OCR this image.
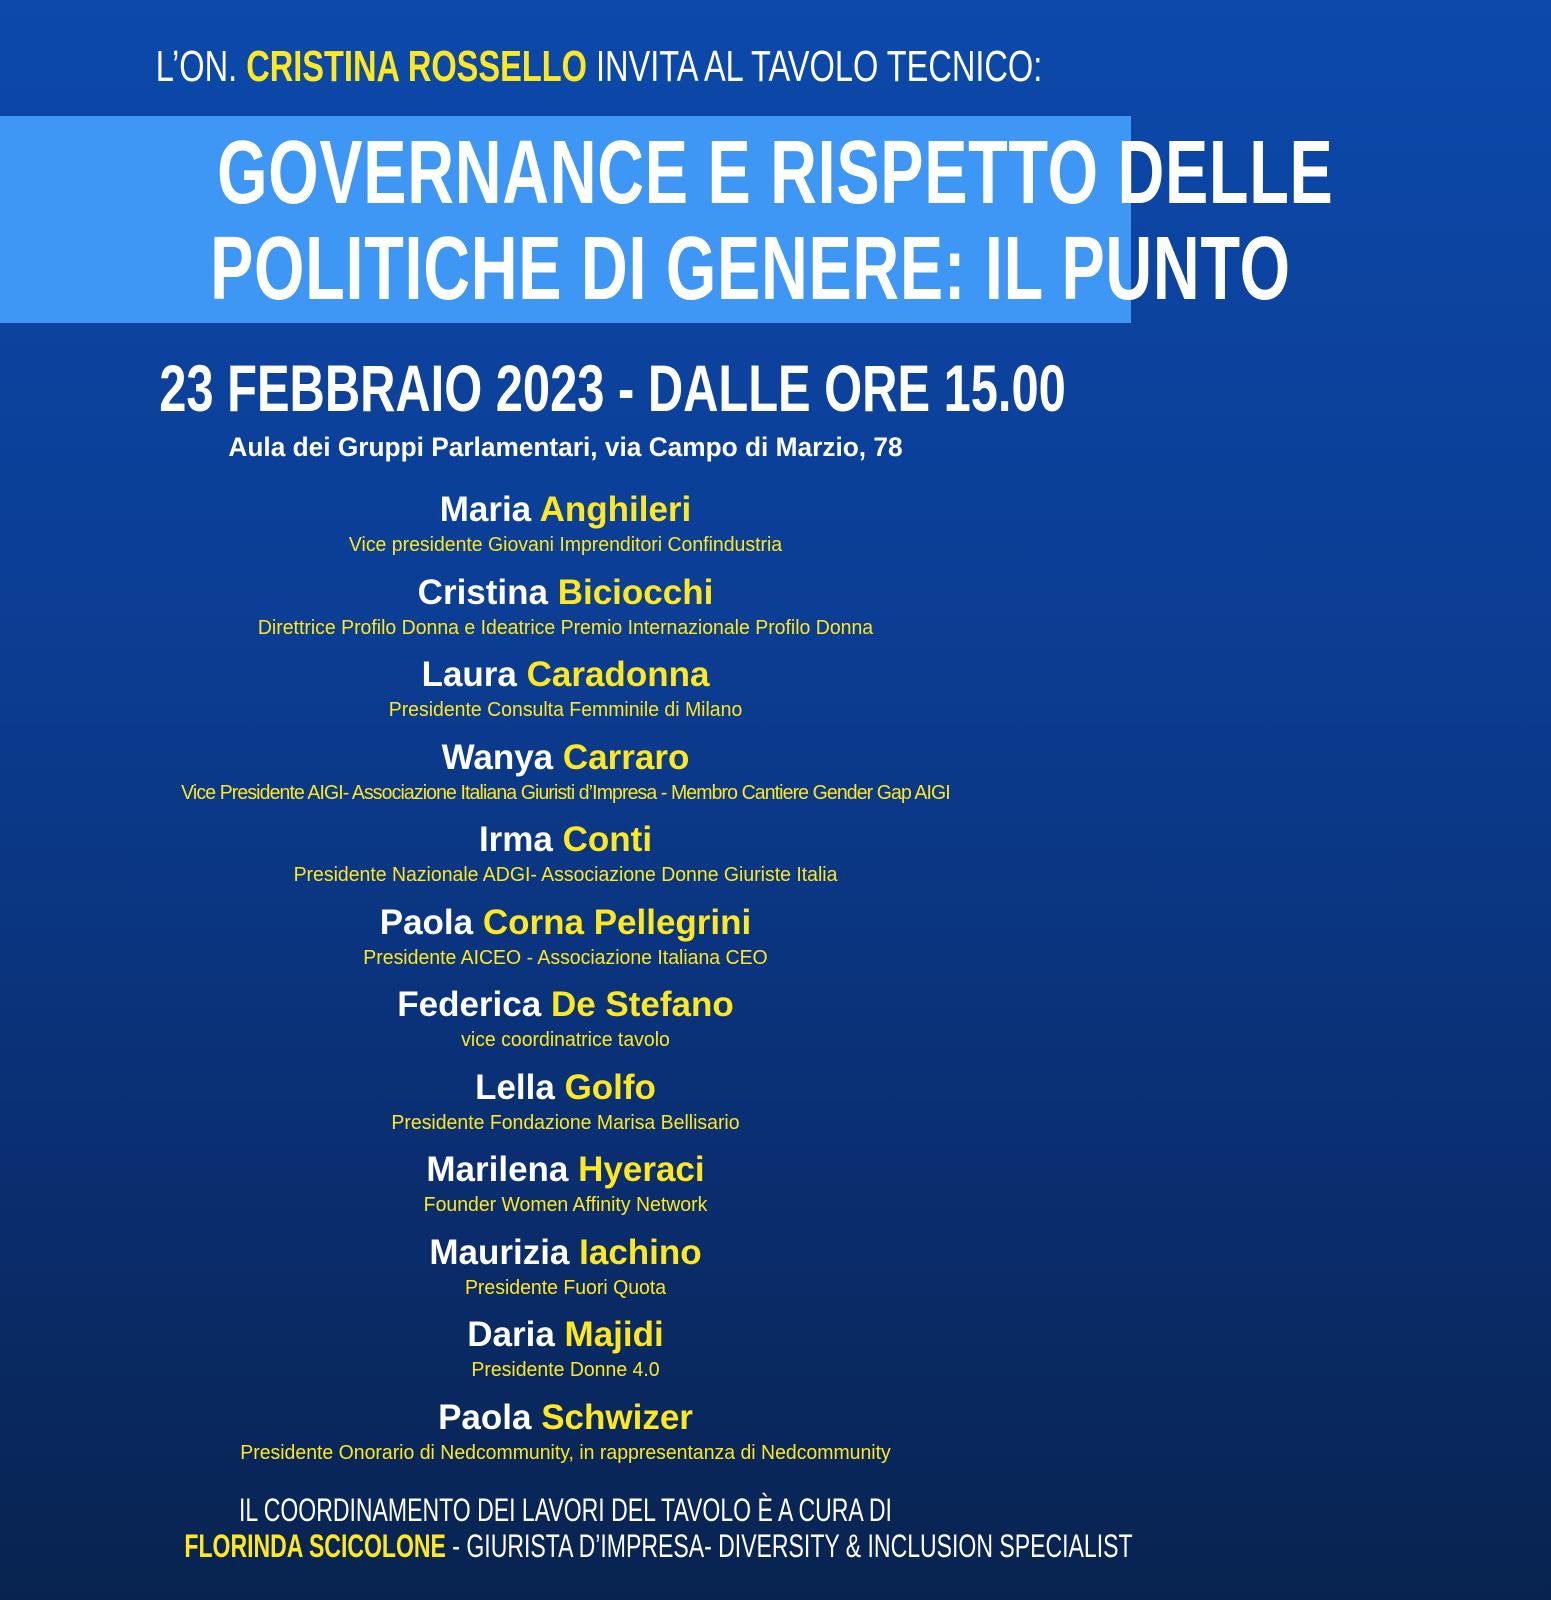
L’ON. CRISTINA ROSSELLO INVITA AL TAVOLO TECNICO:
GOVERNANCE E RISPETTO DELLE
POLITICHE DI GENERE: IL PUNTO
23 FEBBRAIO 2023 - DALLE ORE 15.00
Aula dei Gruppi Parlamentari, via Campo di Marzio, 78
Maria Anghileri
Vice presidente Giovani Imprenditori Confindustria
Cristina Biciocchi
Direttrice Profilo Donna e Ideatrice Premio Internazionale Profilo Donna
Laura Caradonna
Presidente Consulta Femminile di Milano
Wanya Carraro
Vice Presidente AIGI- Associazione Italiana Giuristi d’Impresa - Membro Cantiere Gender Gap AIGI
Irma Conti
Presidente Nazionale ADGI- Associazione Donne Giuriste Italia
Paola Corna Pellegrini
Presidente AICEO - Associazione Italiana CEO
Federica De Stefano
vice coordinatrice tavolo
Lella Golfo
Presidente Fondazione Marisa Bellisario
Marilena Hyeraci
Founder Women Affinity Network
Maurizia Iachino
Presidente Fuori Quota
Daria Majidi
Presidente Donne 4.0
Paola Schwizer
Presidente Onorario di Nedcommunity, in rappresentanza di Nedcommunity
IL COORDINAMENTO DEI LAVORI DEL TAVOLO È A CURA DI
FLORINDA SCICOLONE - GIURISTA D’IMPRESA- DIVERSITY & INCLUSION SPECIALIST
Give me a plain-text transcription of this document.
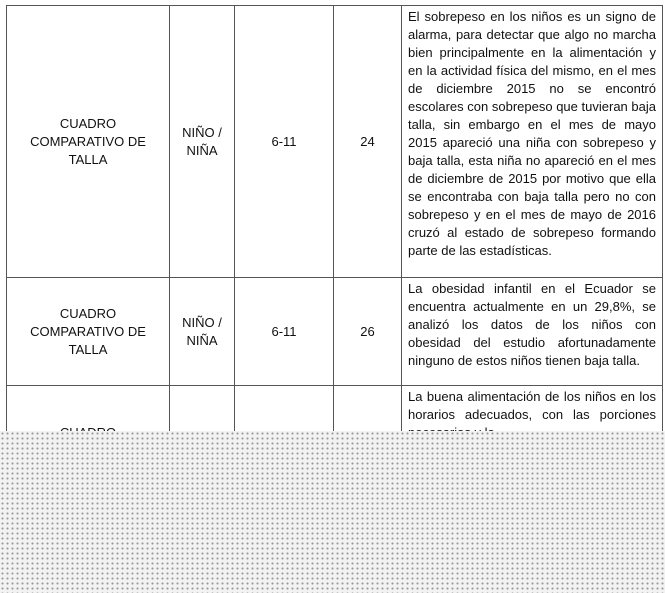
CUADRO COMPARATIVO DE TALLA	NIÑO / NIÑA	6-11	24	El sobrepeso en los niños es un signo de alarma, para detectar que algo no marcha bien principalmente en la alimentación y en la actividad física del mismo, en el mes de diciembre 2015 no se encontró escolares con sobrepeso que tuvieran baja talla, sin embargo en el mes de mayo 2015 apareció una niña con sobrepeso y baja talla, esta niña no apareció en el mes de diciembre de 2015 por motivo que ella se encontraba con baja talla pero no con sobrepeso y en el mes de mayo de 2016 cruzó al estado de sobrepeso formando parte de las estadísticas.

CUADRO COMPARATIVO DE TALLA	NIÑO / NIÑA	6-11	26	La obesidad infantil en el Ecuador se encuentra actualmente en un 29,8%, se analizó los datos de los niños con obesidad del estudio afortunadamente ninguno de estos niños tienen baja talla.

La buena alimentación de los niños en los horarios adecuados, con las porciones
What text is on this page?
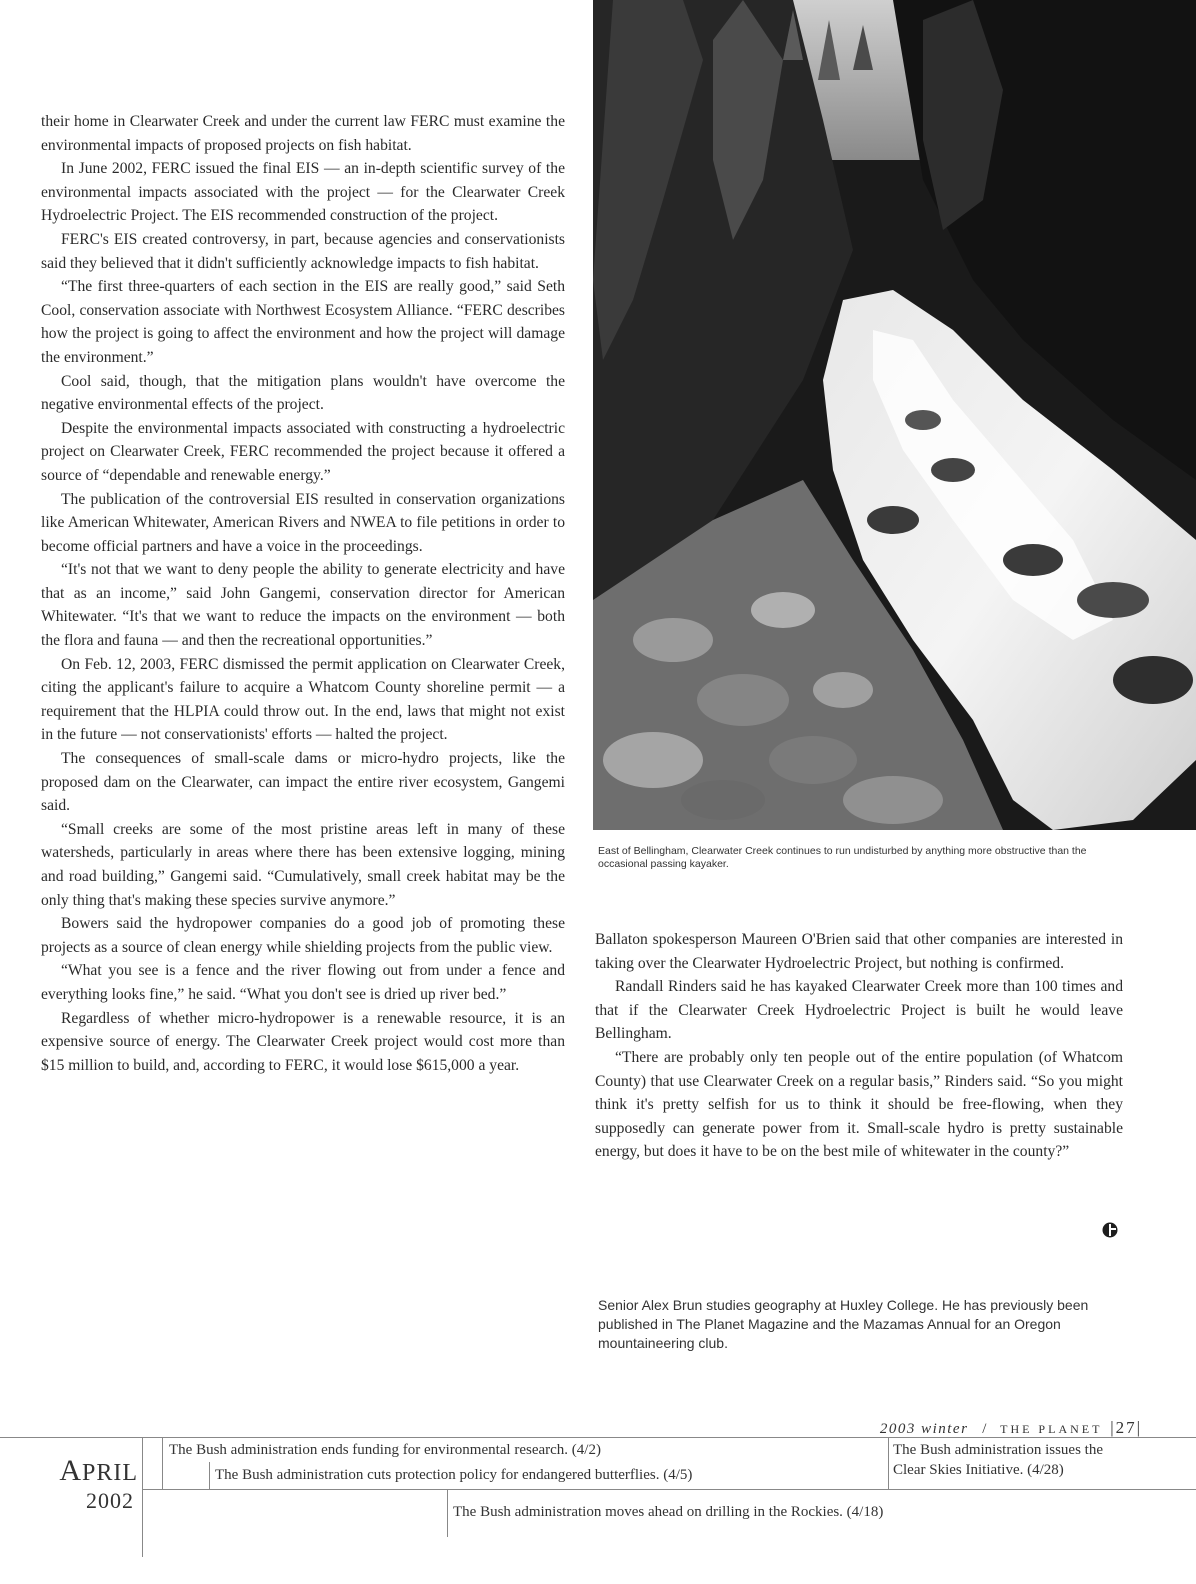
their home in Clearwater Creek and under the current law FERC must examine the environmental impacts of proposed projects on fish habitat.

In June 2002, FERC issued the final EIS — an in-depth scientific survey of the environmental impacts associated with the project — for the Clearwater Creek Hydroelectric Project. The EIS recommended construction of the project.

FERC's EIS created controversy, in part, because agencies and conservationists said they believed that it didn't sufficiently acknowledge impacts to fish habitat.

“The first three-quarters of each section in the EIS are really good,” said Seth Cool, conservation associate with Northwest Ecosystem Alliance. “FERC describes how the project is going to affect the environment and how the project will damage the environment.”

Cool said, though, that the mitigation plans wouldn't have overcome the negative environmental effects of the project.

Despite the environmental impacts associated with constructing a hydroelectric project on Clearwater Creek, FERC recommended the project because it offered a source of “dependable and renewable energy.”

The publication of the controversial EIS resulted in conservation organizations like American Whitewater, American Rivers and NWEA to file petitions in order to become official partners and have a voice in the proceedings.

“It's not that we want to deny people the ability to generate electricity and have that as an income,” said John Gangemi, conservation director for American Whitewater. “It's that we want to reduce the impacts on the environment — both the flora and fauna — and then the recreational opportunities.”

On Feb. 12, 2003, FERC dismissed the permit application on Clearwater Creek, citing the applicant's failure to acquire a Whatcom County shoreline permit — a requirement that the HLPIA could throw out. In the end, laws that might not exist in the future — not conservationists' efforts — halted the project.

The consequences of small-scale dams or micro-hydro projects, like the proposed dam on the Clearwater, can impact the entire river ecosystem, Gangemi said.

“Small creeks are some of the most pristine areas left in many of these watersheds, particularly in areas where there has been extensive logging, mining and road building,” Gangemi said. “Cumulatively, small creek habitat may be the only thing that's making these species survive anymore.”

Bowers said the hydropower companies do a good job of promoting these projects as a source of clean energy while shielding projects from the public view.

“What you see is a fence and the river flowing out from under a fence and everything looks fine,” he said. “What you don't see is dried up river bed.”

Regardless of whether micro-hydropower is a renewable resource, it is an expensive source of energy. The Clearwater Creek project would cost more than $15 million to build, and, according to FERC, it would lose $615,000 a year.

East of Bellingham, Clearwater Creek continues to run undisturbed by anything more obstructive than the occasional passing kayaker.

Ballaton spokesperson Maureen O'Brien said that other companies are interested in taking over the Clearwater Hydroelectric Project, but nothing is confirmed.

Randall Rinders said he has kayaked Clearwater Creek more than 100 times and that if the Clearwater Creek Hydroelectric Project is built he would leave Bellingham.

“There are probably only ten people out of the entire population (of Whatcom County) that use Clearwater Creek on a regular basis,” Rinders said. “So you might think it's pretty selfish for us to think it should be free-flowing, when they supposedly can generate power from it. Small-scale hydro is pretty sustainable energy, but does it have to be on the best mile of whitewater in the county?”

Senior Alex Brun studies geography at Huxley College. He has previously been published in The Planet Magazine and the Mazamas Annual for an Oregon mountaineering club.
2003 winter / THE PLANET |27|
APRIL
2002
The Bush administration ends funding for environmental research. (4/2)
The Bush administration cuts protection policy for endangered butterflies. (4/5)
The Bush administration moves ahead on drilling in the Rockies. (4/18)
The Bush administration issues the Clear Skies Initiative. (4/28)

^^^^^^^^^^^^^^^^

### Written instruction
Without the pictures, restate all of the entries above verbatim.

### Exercise result
OCR this image.
L’ON. CRISTINA ROSSELLO INVITA AL TAVOLO TECNICO:
GOVERNANCE E RISPETTO DELLE
POLITICHE DI GENERE: IL PUNTO
23 FEBBRAIO 2023 - DALLE ORE 15.00
Aula dei Gruppi Parlamentari, via Campo di Marzio, 78
Maria Anghileri
Vice presidente Giovani Imprenditori Confindustria
Cristina Biciocchi
Direttrice Profilo Donna e Ideatrice Premio Internazionale Profilo Donna
Laura Caradonna
Presidente Consulta Femminile di Milano
Wanya Carraro
Vice Presidente AIGI- Associazione Italiana Giuristi d’Impresa - Membro Cantiere Gender Gap AIGI
Irma Conti
Presidente Nazionale ADGI- Associazione Donne Giuriste Italia
Paola Corna Pellegrini
Presidente AICEO - Associazione Italiana CEO
Federica De Stefano
vice coordinatrice tavolo
Lella Golfo
Presidente Fondazione Marisa Bellisario
Marilena Hyeraci
Founder Women Affinity Network
Maurizia Iachino
Presidente Fuori Quota
Daria Majidi
Presidente Donne 4.0
Paola Schwizer
Presidente Onorario di Nedcommunity, in rappresentanza di Nedcommunity
IL COORDINAMENTO DEI LAVORI DEL TAVOLO È A CURA DI
FLORINDA SCICOLONE - GIURISTA D’IMPRESA- DIVERSITY & INCLUSION SPECIALIST
Give me a plain-text transcription of this document.
CUADRO COMPARATIVO DE TALLA	NIÑO / NIÑA	6-11	24	El sobrepeso en los niños es un signo de alarma, para detectar que algo no marcha bien principalmente en la alimentación y en la actividad física del mismo, en el mes de diciembre 2015 no se encontró escolares con sobrepeso que tuvieran baja talla, sin embargo en el mes de mayo 2015 apareció una niña con sobrepeso y baja talla, esta niña no apareció en el mes de diciembre de 2015 por motivo que ella se encontraba con baja talla pero no con sobrepeso y en el mes de mayo de 2016 cruzó al estado de sobrepeso formando parte de las estadísticas.

CUADRO COMPARATIVO DE TALLA	NIÑO / NIÑA	6-11	26	La obesidad infantil en el Ecuador se encuentra actualmente en un 29,8%, se analizó los datos de los niños con obesidad del estudio afortunadamente ninguno de estos niños tienen baja talla.

La buena alimentación de los niños en los horarios adecuados, con las porciones
What text is on this page?
their home in Clearwater Creek and under the current law FERC must examine the environmental impacts of proposed projects on fish habitat.

In June 2002, FERC issued the final EIS — an in-depth scientific survey of the environmental impacts associated with the project — for the Clearwater Creek Hydroelectric Project. The EIS recommended construction of the project.

FERC's EIS created controversy, in part, because agencies and conservationists said they believed that it didn't sufficiently acknowledge impacts to fish habitat.

“The first three-quarters of each section in the EIS are really good,” said Seth Cool, conservation associate with Northwest Ecosystem Alliance. “FERC describes how the project is going to affect the environment and how the project will damage the environment.”

Cool said, though, that the mitigation plans wouldn't have overcome the negative environmental effects of the project.

Despite the environmental impacts associated with constructing a hydroelectric project on Clearwater Creek, FERC recommended the project because it offered a source of “dependable and renewable energy.”

The publication of the controversial EIS resulted in conservation organizations like American Whitewater, American Rivers and NWEA to file petitions in order to become official partners and have a voice in the proceedings.

“It's not that we want to deny people the ability to generate electricity and have that as an income,” said John Gangemi, conservation director for American Whitewater. “It's that we want to reduce the impacts on the environment — both the flora and fauna — and then the recreational opportunities.”

On Feb. 12, 2003, FERC dismissed the permit application on Clearwater Creek, citing the applicant's failure to acquire a Whatcom County shoreline permit — a requirement that the HLPIA could throw out. In the end, laws that might not exist in the future — not conservationists' efforts — halted the project.

The consequences of small-scale dams or micro-hydro projects, like the proposed dam on the Clearwater, can impact the entire river ecosystem, Gangemi said.

“Small creeks are some of the most pristine areas left in many of these watersheds, particularly in areas where there has been extensive logging, mining and road building,” Gangemi said. “Cumulatively, small creek habitat may be the only thing that's making these species survive anymore.”

Bowers said the hydropower companies do a good job of promoting these projects as a source of clean energy while shielding projects from the public view.

“What you see is a fence and the river flowing out from under a fence and everything looks fine,” he said. “What you don't see is dried up river bed.”

Regardless of whether micro-hydropower is a renewable resource, it is an expensive source of energy. The Clearwater Creek project would cost more than $15 million to build, and, according to FERC, it would lose $615,000 a year.

East of Bellingham, Clearwater Creek continues to run undisturbed by anything more obstructive than the occasional passing kayaker.

Ballaton spokesperson Maureen O'Brien said that other companies are interested in taking over the Clearwater Hydroelectric Project, but nothing is confirmed.

Randall Rinders said he has kayaked Clearwater Creek more than 100 times and that if the Clearwater Creek Hydroelectric Project is built he would leave Bellingham.

“There are probably only ten people out of the entire population (of Whatcom County) that use Clearwater Creek on a regular basis,” Rinders said. “So you might think it's pretty selfish for us to think it should be free-flowing, when they supposedly can generate power from it. Small-scale hydro is pretty sustainable energy, but does it have to be on the best mile of whitewater in the county?”

Senior Alex Brun studies geography at Huxley College. He has previously been published in The Planet Magazine and the Mazamas Annual for an Oregon mountaineering club.
2003 winter / THE PLANET |27|
APRIL
2002
The Bush administration ends funding for environmental research. (4/2)
The Bush administration cuts protection policy for endangered butterflies. (4/5)
The Bush administration moves ahead on drilling in the Rockies. (4/18)
The Bush administration issues the Clear Skies Initiative. (4/28)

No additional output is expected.